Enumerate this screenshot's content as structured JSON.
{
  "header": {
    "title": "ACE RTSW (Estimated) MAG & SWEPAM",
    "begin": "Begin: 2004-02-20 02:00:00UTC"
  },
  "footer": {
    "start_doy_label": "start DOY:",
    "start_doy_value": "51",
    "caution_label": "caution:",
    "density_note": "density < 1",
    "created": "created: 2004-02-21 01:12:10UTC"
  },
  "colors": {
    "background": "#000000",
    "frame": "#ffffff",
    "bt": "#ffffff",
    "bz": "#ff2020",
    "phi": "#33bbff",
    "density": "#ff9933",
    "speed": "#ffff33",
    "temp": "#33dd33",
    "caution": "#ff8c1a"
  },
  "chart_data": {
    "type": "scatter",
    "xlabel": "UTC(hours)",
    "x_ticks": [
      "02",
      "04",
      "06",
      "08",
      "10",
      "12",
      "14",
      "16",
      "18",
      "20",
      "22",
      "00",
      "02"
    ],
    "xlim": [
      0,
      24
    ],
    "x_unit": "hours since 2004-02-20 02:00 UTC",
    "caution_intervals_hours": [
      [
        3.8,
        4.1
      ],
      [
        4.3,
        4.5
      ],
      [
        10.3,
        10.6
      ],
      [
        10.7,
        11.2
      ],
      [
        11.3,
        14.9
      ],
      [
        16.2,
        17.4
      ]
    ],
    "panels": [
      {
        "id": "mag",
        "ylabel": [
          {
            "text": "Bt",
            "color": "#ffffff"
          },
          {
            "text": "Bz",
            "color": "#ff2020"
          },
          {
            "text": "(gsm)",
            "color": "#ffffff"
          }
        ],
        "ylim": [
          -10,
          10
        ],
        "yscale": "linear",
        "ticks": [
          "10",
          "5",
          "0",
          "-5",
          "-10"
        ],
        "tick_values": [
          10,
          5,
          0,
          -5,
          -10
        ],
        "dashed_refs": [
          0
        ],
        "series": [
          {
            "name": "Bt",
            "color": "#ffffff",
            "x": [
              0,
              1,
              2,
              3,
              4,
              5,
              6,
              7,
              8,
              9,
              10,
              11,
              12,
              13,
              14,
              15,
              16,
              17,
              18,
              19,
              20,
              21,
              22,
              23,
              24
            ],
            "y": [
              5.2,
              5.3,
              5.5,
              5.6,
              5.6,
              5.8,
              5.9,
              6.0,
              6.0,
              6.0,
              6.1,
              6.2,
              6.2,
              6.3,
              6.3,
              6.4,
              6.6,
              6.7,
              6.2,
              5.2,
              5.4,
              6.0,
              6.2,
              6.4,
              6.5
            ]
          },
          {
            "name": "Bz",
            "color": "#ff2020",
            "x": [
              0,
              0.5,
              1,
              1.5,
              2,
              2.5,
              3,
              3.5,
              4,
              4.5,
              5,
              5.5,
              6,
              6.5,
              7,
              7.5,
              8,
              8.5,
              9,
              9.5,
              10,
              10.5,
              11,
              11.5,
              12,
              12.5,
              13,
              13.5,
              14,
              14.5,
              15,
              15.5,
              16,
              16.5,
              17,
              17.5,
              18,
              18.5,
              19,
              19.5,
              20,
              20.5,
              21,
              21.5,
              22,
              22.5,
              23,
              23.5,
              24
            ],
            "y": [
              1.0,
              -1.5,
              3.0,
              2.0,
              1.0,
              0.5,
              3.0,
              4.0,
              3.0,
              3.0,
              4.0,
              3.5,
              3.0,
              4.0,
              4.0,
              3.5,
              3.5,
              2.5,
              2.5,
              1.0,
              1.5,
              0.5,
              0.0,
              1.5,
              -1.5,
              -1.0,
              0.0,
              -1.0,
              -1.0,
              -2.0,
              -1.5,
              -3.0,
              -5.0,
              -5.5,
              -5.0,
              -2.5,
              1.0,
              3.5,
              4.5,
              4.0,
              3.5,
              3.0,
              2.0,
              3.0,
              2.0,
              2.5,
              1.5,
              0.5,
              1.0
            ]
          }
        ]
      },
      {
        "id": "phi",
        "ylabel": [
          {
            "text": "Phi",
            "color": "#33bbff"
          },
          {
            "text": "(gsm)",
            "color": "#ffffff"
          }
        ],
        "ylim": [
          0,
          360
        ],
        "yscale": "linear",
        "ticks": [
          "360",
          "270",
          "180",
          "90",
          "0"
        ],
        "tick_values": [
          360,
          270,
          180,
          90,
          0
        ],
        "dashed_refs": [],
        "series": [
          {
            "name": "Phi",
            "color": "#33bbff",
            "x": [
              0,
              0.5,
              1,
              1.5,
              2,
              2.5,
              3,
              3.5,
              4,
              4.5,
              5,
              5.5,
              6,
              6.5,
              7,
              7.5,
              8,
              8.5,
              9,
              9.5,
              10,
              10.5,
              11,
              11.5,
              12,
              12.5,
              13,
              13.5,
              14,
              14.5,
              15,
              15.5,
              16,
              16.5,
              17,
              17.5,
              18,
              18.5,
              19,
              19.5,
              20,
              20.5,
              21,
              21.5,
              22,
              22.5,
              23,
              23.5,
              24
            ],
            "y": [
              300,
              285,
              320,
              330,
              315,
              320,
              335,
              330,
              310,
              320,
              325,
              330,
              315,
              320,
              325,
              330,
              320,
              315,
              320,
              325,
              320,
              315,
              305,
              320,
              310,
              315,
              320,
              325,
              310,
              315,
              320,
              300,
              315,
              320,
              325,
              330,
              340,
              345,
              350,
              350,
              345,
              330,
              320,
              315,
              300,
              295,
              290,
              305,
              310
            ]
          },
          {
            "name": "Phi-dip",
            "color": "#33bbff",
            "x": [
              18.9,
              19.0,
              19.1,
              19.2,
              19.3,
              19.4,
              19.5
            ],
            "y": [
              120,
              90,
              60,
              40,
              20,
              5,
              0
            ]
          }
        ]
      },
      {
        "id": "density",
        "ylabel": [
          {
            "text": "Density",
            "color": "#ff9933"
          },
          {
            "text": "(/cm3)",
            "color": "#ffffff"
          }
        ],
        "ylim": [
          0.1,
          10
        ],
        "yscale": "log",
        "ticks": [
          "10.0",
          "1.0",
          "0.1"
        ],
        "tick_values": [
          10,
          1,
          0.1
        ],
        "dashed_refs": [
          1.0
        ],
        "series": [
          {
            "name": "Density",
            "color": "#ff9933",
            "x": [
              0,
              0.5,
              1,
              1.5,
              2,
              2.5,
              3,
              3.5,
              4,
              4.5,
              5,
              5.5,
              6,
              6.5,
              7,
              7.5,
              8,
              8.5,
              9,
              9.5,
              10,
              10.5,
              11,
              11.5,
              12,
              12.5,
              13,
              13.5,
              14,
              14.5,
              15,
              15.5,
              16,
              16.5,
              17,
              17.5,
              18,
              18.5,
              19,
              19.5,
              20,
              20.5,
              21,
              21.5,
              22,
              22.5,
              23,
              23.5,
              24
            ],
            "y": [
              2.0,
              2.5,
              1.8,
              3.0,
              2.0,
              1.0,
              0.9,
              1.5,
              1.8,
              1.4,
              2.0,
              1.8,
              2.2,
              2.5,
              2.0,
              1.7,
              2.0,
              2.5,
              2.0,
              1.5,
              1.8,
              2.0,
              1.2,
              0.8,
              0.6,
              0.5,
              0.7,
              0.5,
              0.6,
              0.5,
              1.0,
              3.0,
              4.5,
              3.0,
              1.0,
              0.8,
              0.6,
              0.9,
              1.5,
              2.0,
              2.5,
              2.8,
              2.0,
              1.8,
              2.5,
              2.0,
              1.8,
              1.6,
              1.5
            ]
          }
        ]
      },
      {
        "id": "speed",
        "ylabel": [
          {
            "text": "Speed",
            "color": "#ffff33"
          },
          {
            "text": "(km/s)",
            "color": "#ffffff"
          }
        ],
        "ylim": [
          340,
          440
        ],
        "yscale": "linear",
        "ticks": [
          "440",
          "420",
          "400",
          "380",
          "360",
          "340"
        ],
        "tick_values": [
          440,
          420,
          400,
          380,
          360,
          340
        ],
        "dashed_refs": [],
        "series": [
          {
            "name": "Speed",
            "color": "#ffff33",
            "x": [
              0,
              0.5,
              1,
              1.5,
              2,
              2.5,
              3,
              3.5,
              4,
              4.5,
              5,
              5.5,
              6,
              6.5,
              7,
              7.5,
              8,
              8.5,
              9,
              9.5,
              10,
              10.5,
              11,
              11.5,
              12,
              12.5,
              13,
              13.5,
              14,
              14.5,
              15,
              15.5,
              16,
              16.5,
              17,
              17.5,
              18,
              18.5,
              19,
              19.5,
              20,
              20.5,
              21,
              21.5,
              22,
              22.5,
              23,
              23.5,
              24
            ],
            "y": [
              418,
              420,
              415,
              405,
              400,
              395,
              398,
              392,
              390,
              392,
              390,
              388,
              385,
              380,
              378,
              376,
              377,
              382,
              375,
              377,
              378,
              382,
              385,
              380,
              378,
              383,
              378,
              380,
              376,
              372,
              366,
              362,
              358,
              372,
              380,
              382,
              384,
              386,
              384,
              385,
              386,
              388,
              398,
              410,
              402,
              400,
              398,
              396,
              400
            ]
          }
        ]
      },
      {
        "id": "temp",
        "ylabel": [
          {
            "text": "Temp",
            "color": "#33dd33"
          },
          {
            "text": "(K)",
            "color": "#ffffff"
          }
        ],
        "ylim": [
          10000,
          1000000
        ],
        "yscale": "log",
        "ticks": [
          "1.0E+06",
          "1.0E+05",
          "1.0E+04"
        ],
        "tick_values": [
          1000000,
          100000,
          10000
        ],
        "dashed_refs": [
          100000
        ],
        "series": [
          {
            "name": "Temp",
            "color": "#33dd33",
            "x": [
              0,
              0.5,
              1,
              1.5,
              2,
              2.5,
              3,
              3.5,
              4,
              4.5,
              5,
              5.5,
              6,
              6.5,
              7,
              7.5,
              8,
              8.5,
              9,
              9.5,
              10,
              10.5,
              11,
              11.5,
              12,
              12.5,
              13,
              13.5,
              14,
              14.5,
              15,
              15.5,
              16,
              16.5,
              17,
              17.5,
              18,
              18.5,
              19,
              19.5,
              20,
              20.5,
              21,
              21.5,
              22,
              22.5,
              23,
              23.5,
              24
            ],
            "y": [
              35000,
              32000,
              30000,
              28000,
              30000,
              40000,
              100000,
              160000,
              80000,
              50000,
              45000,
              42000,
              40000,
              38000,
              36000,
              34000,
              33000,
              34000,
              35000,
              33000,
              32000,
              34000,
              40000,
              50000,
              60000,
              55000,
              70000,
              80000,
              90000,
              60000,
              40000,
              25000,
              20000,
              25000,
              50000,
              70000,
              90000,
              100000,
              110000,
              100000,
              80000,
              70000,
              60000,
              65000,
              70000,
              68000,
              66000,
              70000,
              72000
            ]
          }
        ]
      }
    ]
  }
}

» **EXERCISE AIM**: From the records, copy every line that has the string "text" in it.

» **EXERCISE SOLUTION**:
            "text": "Bt",
            "text": "Bz",
            "text": "(gsm)",
            "text": "Phi",
            "text": "(gsm)",
            "text": "Density",
            "text": "(/cm3)",
            "text": "Speed",
            "text": "(km/s)",
            "text": "Temp",
            "text": "(K)",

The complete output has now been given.